DESCRIPTION OF THE TASK:
Filter the records below and copy every line containing the word "that".

MATERIAL:
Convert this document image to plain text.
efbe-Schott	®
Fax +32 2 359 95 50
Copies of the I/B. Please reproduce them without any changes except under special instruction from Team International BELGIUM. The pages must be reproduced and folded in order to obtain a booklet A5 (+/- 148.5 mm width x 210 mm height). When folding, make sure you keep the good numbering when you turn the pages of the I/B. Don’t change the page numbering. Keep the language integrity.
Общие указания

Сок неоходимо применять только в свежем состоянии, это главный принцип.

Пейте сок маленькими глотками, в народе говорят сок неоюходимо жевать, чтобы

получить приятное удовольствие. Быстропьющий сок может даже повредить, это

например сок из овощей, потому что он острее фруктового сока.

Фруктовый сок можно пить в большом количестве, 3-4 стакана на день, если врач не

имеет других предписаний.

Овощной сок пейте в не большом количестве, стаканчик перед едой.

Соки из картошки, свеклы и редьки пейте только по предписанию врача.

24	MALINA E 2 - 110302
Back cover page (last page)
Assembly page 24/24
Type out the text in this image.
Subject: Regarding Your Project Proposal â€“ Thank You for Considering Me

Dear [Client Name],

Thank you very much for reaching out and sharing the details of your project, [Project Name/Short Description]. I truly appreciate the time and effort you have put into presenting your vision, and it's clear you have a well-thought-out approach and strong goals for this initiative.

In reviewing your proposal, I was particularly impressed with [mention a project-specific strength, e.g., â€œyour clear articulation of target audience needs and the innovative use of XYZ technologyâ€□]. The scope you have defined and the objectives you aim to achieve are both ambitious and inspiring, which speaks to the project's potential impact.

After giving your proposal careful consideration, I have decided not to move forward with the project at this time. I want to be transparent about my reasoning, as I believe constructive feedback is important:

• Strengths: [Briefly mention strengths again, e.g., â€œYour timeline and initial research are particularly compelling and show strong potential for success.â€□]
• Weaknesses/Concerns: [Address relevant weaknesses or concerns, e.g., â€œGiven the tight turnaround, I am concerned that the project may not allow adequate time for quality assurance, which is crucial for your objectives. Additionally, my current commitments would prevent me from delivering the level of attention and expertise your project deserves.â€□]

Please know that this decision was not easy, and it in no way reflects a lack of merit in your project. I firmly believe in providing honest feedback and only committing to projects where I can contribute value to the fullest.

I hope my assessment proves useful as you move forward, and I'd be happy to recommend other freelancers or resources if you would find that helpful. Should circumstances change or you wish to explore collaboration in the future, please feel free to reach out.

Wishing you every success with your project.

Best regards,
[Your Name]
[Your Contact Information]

EXERCISE SOLUTION:
• Weaknesses/Concerns: [Address relevant weaknesses or concerns, e.g., â€œGiven the tight turnaround, I am concerned that the project may not allow adequate time for quality assurance, which is crucial for your objectives. Additionally, my current commitments would prevent me from delivering the level of attention and expertise your project deserves.â€□]
Please know that this decision was not easy, and it in no way reflects a lack of merit in your project. I firmly believe in providing honest feedback and only committing to projects where I can contribute value to the fullest.
I hope my assessment proves useful as you move forward, and I'd be happy to recommend other freelancers or resources if you would find that helpful. Should circumstances change or you wish to explore collaboration in the future, please feel free to reach out.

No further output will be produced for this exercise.